Written task
Gather up every line that includes the string "caption".

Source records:
>>

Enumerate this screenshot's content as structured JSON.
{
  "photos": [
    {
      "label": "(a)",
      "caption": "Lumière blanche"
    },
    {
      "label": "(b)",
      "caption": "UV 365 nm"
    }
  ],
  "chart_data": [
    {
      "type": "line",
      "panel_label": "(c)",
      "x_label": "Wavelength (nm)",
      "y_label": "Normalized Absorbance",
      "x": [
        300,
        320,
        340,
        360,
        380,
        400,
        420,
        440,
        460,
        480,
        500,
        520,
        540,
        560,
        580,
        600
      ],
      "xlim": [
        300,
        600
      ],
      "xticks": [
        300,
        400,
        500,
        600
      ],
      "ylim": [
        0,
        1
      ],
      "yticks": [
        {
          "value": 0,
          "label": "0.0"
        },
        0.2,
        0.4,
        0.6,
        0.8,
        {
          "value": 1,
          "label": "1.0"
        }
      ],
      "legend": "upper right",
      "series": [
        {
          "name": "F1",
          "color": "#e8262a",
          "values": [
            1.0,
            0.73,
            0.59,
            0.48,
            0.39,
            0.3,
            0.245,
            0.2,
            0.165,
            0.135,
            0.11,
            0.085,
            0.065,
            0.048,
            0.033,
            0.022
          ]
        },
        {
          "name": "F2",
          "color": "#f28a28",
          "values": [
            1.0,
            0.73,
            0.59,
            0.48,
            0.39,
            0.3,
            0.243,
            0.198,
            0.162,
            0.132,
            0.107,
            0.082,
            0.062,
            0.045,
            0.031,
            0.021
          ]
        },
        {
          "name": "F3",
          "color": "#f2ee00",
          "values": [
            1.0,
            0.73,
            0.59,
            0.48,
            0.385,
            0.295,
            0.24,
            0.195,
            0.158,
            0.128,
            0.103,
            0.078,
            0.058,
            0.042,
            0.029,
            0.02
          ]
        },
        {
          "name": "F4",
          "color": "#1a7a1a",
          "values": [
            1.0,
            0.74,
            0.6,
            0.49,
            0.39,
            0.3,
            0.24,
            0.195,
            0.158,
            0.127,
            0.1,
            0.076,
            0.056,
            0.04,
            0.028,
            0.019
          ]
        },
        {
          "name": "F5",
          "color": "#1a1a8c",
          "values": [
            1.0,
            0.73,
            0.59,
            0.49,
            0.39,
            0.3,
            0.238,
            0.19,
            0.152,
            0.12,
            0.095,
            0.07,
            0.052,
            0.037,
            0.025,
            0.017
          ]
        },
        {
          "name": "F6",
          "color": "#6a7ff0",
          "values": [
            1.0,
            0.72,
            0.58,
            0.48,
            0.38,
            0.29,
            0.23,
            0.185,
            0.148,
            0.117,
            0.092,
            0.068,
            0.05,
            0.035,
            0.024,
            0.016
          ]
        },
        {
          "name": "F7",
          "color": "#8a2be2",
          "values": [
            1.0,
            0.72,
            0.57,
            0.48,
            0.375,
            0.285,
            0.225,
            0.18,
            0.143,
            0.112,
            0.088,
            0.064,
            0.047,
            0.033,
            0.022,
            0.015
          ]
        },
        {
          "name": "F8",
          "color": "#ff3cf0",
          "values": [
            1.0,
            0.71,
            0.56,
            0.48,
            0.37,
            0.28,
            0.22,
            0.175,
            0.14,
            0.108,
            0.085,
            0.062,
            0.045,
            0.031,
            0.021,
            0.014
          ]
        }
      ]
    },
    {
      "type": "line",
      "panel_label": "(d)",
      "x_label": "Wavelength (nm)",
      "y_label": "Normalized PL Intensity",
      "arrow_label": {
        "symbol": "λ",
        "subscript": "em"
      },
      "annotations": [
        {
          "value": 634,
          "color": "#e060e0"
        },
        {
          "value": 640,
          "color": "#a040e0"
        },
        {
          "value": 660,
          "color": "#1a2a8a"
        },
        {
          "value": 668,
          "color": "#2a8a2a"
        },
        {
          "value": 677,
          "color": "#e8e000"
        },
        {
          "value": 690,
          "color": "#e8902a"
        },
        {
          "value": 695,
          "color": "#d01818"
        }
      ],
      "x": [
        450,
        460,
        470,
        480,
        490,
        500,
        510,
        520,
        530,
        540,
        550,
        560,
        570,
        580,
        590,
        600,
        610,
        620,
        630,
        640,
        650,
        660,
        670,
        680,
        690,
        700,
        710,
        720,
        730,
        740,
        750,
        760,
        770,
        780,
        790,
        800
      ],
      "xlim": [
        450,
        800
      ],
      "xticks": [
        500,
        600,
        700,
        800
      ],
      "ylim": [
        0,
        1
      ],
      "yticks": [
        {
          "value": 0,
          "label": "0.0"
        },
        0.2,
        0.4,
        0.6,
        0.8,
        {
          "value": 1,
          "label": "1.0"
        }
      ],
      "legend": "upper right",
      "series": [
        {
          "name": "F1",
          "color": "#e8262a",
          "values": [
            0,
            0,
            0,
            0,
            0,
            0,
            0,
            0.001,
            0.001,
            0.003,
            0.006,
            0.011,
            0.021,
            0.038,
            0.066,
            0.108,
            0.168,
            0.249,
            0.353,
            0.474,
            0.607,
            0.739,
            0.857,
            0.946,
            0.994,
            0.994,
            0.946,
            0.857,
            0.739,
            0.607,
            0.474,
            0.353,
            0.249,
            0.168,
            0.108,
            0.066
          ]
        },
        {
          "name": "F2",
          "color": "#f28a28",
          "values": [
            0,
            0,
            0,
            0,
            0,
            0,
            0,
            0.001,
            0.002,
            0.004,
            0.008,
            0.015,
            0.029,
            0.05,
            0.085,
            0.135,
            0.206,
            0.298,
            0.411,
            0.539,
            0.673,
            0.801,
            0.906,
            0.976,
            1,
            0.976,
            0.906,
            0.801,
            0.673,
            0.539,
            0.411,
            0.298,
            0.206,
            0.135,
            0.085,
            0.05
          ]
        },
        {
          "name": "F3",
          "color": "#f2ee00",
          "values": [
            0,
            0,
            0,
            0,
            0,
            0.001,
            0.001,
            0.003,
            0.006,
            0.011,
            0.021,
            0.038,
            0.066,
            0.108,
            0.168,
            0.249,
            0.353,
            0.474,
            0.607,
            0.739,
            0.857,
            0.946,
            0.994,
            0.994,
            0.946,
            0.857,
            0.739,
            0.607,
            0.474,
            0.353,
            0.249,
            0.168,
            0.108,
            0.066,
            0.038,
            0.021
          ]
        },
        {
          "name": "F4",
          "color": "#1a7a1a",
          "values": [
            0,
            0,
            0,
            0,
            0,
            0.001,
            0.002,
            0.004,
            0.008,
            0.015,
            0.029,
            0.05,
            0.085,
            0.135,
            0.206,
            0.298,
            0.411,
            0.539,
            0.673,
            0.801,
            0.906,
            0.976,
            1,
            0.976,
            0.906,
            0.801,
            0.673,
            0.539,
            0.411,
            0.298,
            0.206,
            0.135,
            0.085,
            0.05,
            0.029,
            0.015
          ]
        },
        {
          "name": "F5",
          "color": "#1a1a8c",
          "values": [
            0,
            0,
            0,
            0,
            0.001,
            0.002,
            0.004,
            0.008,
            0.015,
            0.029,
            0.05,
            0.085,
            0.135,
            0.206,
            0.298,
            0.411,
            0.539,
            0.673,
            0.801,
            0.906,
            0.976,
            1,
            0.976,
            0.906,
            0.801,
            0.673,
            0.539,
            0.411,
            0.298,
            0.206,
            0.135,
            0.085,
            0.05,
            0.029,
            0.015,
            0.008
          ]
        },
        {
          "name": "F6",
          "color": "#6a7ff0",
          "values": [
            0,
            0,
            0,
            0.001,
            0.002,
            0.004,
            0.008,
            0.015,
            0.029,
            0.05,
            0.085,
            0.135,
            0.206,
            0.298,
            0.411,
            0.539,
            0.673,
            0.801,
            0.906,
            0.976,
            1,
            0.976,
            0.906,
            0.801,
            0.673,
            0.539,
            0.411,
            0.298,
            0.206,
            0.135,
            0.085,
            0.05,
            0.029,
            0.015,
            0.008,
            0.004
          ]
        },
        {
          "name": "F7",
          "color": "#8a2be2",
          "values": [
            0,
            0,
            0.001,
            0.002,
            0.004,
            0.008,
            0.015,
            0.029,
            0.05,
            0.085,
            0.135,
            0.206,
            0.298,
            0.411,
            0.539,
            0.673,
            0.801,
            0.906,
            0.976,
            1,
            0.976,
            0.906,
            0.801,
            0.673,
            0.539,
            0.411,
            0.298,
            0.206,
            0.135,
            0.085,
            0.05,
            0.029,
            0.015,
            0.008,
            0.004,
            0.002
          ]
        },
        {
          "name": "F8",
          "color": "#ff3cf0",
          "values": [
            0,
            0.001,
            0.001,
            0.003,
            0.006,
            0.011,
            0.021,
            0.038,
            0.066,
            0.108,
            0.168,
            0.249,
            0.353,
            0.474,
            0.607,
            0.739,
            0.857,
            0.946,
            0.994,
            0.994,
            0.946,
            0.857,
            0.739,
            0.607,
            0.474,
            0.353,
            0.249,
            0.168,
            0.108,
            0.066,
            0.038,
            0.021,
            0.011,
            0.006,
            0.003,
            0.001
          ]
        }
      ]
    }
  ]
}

<<
>>

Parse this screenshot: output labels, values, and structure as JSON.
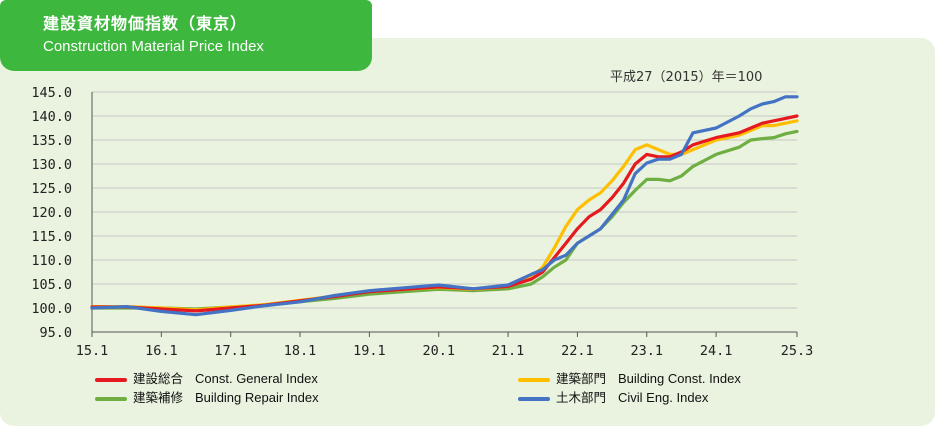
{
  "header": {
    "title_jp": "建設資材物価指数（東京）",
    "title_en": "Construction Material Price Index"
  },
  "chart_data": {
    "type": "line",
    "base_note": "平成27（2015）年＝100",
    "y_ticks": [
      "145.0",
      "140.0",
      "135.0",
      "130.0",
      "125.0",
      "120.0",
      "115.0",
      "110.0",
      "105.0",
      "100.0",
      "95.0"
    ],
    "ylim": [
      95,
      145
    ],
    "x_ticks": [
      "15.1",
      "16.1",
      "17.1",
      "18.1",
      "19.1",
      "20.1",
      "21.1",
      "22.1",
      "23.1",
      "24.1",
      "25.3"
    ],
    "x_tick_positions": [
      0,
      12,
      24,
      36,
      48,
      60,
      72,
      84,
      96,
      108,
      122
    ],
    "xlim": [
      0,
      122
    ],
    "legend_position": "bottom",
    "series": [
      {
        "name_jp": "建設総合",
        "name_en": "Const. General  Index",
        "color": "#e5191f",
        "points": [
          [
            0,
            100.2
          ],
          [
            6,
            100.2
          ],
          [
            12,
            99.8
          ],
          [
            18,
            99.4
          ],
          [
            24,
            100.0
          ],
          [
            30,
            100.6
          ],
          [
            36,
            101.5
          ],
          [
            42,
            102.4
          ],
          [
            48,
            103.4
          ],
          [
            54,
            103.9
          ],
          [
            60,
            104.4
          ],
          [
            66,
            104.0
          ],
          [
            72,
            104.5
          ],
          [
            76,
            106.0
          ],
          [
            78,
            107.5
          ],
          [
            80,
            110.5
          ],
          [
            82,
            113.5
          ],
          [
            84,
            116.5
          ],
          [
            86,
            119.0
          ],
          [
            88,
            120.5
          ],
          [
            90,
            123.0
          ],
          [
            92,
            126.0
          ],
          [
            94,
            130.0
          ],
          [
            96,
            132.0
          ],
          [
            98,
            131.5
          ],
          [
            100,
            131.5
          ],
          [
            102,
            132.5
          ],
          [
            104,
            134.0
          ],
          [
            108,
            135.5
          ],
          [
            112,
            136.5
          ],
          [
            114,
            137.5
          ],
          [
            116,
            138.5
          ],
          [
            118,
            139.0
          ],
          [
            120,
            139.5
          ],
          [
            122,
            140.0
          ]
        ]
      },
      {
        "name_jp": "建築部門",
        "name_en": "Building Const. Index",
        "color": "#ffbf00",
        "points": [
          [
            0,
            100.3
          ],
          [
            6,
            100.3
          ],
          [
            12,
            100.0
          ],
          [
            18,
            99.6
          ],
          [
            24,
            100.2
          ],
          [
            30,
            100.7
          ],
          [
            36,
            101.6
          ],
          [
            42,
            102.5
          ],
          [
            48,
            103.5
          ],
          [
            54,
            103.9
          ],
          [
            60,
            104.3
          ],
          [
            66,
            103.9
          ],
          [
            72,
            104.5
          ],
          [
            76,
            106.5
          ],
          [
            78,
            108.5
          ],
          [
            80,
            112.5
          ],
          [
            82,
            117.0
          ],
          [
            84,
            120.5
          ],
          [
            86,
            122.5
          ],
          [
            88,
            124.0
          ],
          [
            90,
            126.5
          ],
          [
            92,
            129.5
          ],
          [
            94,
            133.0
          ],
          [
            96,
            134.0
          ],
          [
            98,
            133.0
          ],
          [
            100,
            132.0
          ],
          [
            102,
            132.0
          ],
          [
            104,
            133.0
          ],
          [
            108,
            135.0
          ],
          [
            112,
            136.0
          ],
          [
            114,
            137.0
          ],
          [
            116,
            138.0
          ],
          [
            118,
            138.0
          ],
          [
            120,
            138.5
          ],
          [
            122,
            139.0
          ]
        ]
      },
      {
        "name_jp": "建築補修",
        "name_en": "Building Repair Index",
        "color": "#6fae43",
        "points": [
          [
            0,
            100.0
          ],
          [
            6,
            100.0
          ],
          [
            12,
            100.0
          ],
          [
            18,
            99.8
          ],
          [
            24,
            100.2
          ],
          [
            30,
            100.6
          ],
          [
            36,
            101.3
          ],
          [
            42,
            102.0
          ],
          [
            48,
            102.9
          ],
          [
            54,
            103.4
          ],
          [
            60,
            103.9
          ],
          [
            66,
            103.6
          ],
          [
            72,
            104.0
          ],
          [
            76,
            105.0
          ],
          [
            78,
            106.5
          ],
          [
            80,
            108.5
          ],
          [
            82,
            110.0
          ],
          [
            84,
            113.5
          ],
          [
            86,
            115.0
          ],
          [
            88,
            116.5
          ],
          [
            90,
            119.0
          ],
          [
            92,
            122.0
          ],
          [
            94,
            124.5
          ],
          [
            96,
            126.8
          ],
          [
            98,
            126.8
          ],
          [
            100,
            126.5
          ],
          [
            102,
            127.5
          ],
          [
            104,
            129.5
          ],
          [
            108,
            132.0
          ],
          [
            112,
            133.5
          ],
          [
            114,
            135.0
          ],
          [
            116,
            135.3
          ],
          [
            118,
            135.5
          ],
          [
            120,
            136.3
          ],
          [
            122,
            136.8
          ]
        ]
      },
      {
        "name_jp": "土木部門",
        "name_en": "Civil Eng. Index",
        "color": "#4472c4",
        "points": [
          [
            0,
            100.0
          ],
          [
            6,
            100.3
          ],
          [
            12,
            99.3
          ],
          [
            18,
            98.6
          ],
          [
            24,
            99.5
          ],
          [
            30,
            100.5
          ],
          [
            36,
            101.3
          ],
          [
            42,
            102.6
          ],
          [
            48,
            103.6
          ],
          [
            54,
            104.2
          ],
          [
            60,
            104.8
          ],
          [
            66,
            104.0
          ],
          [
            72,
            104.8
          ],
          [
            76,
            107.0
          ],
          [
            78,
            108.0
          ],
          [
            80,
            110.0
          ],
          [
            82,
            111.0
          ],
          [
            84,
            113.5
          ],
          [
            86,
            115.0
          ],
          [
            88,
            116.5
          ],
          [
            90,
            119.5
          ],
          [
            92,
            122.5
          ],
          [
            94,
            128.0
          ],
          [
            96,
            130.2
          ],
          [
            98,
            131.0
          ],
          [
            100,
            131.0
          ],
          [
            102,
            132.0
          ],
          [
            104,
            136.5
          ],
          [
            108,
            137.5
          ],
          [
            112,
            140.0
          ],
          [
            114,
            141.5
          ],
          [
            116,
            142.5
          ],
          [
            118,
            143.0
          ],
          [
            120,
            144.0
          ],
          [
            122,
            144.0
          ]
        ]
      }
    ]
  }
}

<<

Completed exercise
      "caption": "Lumière blanche"
      "caption": "UV 365 nm"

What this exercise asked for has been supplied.